DATASET CONTENT:
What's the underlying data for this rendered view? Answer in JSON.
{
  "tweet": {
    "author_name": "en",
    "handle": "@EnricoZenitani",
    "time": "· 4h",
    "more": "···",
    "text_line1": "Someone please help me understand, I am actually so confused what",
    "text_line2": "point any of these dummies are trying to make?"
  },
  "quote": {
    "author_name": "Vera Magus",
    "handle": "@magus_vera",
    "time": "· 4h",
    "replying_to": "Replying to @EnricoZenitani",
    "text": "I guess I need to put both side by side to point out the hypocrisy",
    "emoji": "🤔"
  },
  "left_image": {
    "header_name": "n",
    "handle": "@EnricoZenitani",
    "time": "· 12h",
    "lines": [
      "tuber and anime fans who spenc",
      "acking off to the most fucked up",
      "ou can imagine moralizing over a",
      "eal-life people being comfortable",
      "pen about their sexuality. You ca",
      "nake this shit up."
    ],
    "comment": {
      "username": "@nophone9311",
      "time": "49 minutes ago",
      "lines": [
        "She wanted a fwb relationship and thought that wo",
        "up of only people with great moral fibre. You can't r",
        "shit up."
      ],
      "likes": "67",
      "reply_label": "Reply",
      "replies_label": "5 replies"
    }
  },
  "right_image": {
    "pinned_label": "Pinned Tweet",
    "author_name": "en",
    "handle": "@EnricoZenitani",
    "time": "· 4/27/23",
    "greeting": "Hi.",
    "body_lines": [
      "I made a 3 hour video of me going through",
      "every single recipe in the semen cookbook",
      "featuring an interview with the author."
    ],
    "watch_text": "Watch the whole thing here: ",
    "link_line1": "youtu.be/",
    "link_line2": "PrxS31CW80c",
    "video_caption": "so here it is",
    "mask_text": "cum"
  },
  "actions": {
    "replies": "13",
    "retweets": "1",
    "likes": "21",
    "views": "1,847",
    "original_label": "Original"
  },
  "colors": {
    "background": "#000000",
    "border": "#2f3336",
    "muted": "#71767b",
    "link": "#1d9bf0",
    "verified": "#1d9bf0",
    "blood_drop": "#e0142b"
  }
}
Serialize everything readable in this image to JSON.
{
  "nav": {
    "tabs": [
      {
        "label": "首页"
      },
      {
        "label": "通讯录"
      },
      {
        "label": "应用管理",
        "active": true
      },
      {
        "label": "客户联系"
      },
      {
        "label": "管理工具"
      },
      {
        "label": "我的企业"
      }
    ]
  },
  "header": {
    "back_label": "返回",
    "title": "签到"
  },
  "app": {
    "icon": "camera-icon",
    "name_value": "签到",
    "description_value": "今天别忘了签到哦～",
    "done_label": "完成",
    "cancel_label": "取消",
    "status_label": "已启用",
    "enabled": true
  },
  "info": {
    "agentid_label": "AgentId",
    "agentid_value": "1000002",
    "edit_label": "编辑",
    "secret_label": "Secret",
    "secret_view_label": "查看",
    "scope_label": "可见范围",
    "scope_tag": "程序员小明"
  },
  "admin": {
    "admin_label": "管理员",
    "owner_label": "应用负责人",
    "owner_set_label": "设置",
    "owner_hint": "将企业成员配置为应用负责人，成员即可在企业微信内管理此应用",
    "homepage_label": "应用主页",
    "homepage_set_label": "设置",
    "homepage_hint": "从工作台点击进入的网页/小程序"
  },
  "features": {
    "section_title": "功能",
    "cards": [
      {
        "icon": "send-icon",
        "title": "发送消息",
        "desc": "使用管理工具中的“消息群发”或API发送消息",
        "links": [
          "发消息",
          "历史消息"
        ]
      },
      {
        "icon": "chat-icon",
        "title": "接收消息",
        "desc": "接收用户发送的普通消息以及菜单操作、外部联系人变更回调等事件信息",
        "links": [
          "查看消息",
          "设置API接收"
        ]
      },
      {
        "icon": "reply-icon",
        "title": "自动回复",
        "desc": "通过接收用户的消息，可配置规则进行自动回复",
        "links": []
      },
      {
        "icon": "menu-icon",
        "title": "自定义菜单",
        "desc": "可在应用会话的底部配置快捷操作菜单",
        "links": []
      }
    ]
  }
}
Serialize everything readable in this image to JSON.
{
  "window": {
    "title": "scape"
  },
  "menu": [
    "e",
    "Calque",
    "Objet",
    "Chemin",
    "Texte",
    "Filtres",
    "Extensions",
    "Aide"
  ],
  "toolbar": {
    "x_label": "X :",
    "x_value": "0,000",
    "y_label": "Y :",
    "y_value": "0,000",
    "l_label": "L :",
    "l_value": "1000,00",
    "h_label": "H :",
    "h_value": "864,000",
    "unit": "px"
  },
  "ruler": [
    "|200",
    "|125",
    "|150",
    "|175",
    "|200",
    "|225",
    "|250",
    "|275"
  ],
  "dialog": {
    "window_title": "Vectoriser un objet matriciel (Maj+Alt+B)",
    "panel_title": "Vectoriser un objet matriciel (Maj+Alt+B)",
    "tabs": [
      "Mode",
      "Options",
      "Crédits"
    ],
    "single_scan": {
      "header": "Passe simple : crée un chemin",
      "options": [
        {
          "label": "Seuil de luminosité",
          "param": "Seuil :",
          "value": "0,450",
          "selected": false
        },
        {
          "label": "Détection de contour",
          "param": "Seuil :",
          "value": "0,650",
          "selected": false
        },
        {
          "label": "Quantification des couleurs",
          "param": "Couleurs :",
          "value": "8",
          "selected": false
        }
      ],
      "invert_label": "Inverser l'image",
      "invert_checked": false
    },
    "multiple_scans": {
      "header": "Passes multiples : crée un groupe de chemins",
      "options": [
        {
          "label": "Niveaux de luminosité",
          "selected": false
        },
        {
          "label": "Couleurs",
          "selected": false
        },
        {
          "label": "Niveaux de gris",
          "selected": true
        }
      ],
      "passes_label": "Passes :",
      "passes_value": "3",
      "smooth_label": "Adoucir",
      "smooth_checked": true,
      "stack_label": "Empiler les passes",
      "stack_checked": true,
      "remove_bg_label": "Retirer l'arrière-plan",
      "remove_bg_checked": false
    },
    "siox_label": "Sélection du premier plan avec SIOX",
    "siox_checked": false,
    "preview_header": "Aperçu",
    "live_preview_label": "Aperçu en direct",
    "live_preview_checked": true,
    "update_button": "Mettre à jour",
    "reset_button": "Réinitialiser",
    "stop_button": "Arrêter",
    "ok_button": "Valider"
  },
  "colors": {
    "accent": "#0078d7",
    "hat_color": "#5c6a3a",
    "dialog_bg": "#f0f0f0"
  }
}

YOUR TASK: Your task is to repeat the data exactly; please include every line.

EXERCISE ANSWER:
What's the underlying data for this rendered view? Answer in JSON.
{
  "tweet": {
    "author_name": "en",
    "handle": "@EnricoZenitani",
    "time": "· 4h",
    "more": "···",
    "text_line1": "Someone please help me understand, I am actually so confused what",
    "text_line2": "point any of these dummies are trying to make?"
  },
  "quote": {
    "author_name": "Vera Magus",
    "handle": "@magus_vera",
    "time": "· 4h",
    "replying_to": "Replying to @EnricoZenitani",
    "text": "I guess I need to put both side by side to point out the hypocrisy",
    "emoji": "🤔"
  },
  "left_image": {
    "header_name": "n",
    "handle": "@EnricoZenitani",
    "time": "· 12h",
    "lines": [
      "tuber and anime fans who spenc",
      "acking off to the most fucked up",
      "ou can imagine moralizing over a",
      "eal-life people being comfortable",
      "pen about their sexuality. You ca",
      "nake this shit up."
    ],
    "comment": {
      "username": "@nophone9311",
      "time": "49 minutes ago",
      "lines": [
        "She wanted a fwb relationship and thought that wo",
        "up of only people with great moral fibre. You can't r",
        "shit up."
      ],
      "likes": "67",
      "reply_label": "Reply",
      "replies_label": "5 replies"
    }
  },
  "right_image": {
    "pinned_label": "Pinned Tweet",
    "author_name": "en",
    "handle": "@EnricoZenitani",
    "time": "· 4/27/23",
    "greeting": "Hi.",
    "body_lines": [
      "I made a 3 hour video of me going through",
      "every single recipe in the semen cookbook",
      "featuring an interview with the author."
    ],
    "watch_text": "Watch the whole thing here: ",
    "link_line1": "youtu.be/",
    "link_line2": "PrxS31CW80c",
    "video_caption": "so here it is",
    "mask_text": "cum"
  },
  "actions": {
    "replies": "13",
    "retweets": "1",
    "likes": "21",
    "views": "1,847",
    "original_label": "Original"
  },
  "colors": {
    "background": "#000000",
    "border": "#2f3336",
    "muted": "#71767b",
    "link": "#1d9bf0",
    "verified": "#1d9bf0",
    "blood_drop": "#e0142b"
  }
}
Serialize everything readable in this image to JSON.
{
  "nav": {
    "tabs": [
      {
        "label": "首页"
      },
      {
        "label": "通讯录"
      },
      {
        "label": "应用管理",
        "active": true
      },
      {
        "label": "客户联系"
      },
      {
        "label": "管理工具"
      },
      {
        "label": "我的企业"
      }
    ]
  },
  "header": {
    "back_label": "返回",
    "title": "签到"
  },
  "app": {
    "icon": "camera-icon",
    "name_value": "签到",
    "description_value": "今天别忘了签到哦～",
    "done_label": "完成",
    "cancel_label": "取消",
    "status_label": "已启用",
    "enabled": true
  },
  "info": {
    "agentid_label": "AgentId",
    "agentid_value": "1000002",
    "edit_label": "编辑",
    "secret_label": "Secret",
    "secret_view_label": "查看",
    "scope_label": "可见范围",
    "scope_tag": "程序员小明"
  },
  "admin": {
    "admin_label": "管理员",
    "owner_label": "应用负责人",
    "owner_set_label": "设置",
    "owner_hint": "将企业成员配置为应用负责人，成员即可在企业微信内管理此应用",
    "homepage_label": "应用主页",
    "homepage_set_label": "设置",
    "homepage_hint": "从工作台点击进入的网页/小程序"
  },
  "features": {
    "section_title": "功能",
    "cards": [
      {
        "icon": "send-icon",
        "title": "发送消息",
        "desc": "使用管理工具中的“消息群发”或API发送消息",
        "links": [
          "发消息",
          "历史消息"
        ]
      },
      {
        "icon": "chat-icon",
        "title": "接收消息",
        "desc": "接收用户发送的普通消息以及菜单操作、外部联系人变更回调等事件信息",
        "links": [
          "查看消息",
          "设置API接收"
        ]
      },
      {
        "icon": "reply-icon",
        "title": "自动回复",
        "desc": "通过接收用户的消息，可配置规则进行自动回复",
        "links": []
      },
      {
        "icon": "menu-icon",
        "title": "自定义菜单",
        "desc": "可在应用会话的底部配置快捷操作菜单",
        "links": []
      }
    ]
  }
}
Serialize everything readable in this image to JSON.
{
  "window": {
    "title": "scape"
  },
  "menu": [
    "e",
    "Calque",
    "Objet",
    "Chemin",
    "Texte",
    "Filtres",
    "Extensions",
    "Aide"
  ],
  "toolbar": {
    "x_label": "X :",
    "x_value": "0,000",
    "y_label": "Y :",
    "y_value": "0,000",
    "l_label": "L :",
    "l_value": "1000,00",
    "h_label": "H :",
    "h_value": "864,000",
    "unit": "px"
  },
  "ruler": [
    "|200",
    "|125",
    "|150",
    "|175",
    "|200",
    "|225",
    "|250",
    "|275"
  ],
  "dialog": {
    "window_title": "Vectoriser un objet matriciel (Maj+Alt+B)",
    "panel_title": "Vectoriser un objet matriciel (Maj+Alt+B)",
    "tabs": [
      "Mode",
      "Options",
      "Crédits"
    ],
    "single_scan": {
      "header": "Passe simple : crée un chemin",
      "options": [
        {
          "label": "Seuil de luminosité",
          "param": "Seuil :",
          "value": "0,450",
          "selected": false
        },
        {
          "label": "Détection de contour",
          "param": "Seuil :",
          "value": "0,650",
          "selected": false
        },
        {
          "label": "Quantification des couleurs",
          "param": "Couleurs :",
          "value": "8",
          "selected": false
        }
      ],
      "invert_label": "Inverser l'image",
      "invert_checked": false
    },
    "multiple_scans": {
      "header": "Passes multiples : crée un groupe de chemins",
      "options": [
        {
          "label": "Niveaux de luminosité",
          "selected": false
        },
        {
          "label": "Couleurs",
          "selected": false
        },
        {
          "label": "Niveaux de gris",
          "selected": true
        }
      ],
      "passes_label": "Passes :",
      "passes_value": "3",
      "smooth_label": "Adoucir",
      "smooth_checked": true,
      "stack_label": "Empiler les passes",
      "stack_checked": true,
      "remove_bg_label": "Retirer l'arrière-plan",
      "remove_bg_checked": false
    },
    "siox_label": "Sélection du premier plan avec SIOX",
    "siox_checked": false,
    "preview_header": "Aperçu",
    "live_preview_label": "Aperçu en direct",
    "live_preview_checked": true,
    "update_button": "Mettre à jour",
    "reset_button": "Réinitialiser",
    "stop_button": "Arrêter",
    "ok_button": "Valider"
  },
  "colors": {
    "accent": "#0078d7",
    "hat_color": "#5c6a3a",
    "dialog_bg": "#f0f0f0"
  }
}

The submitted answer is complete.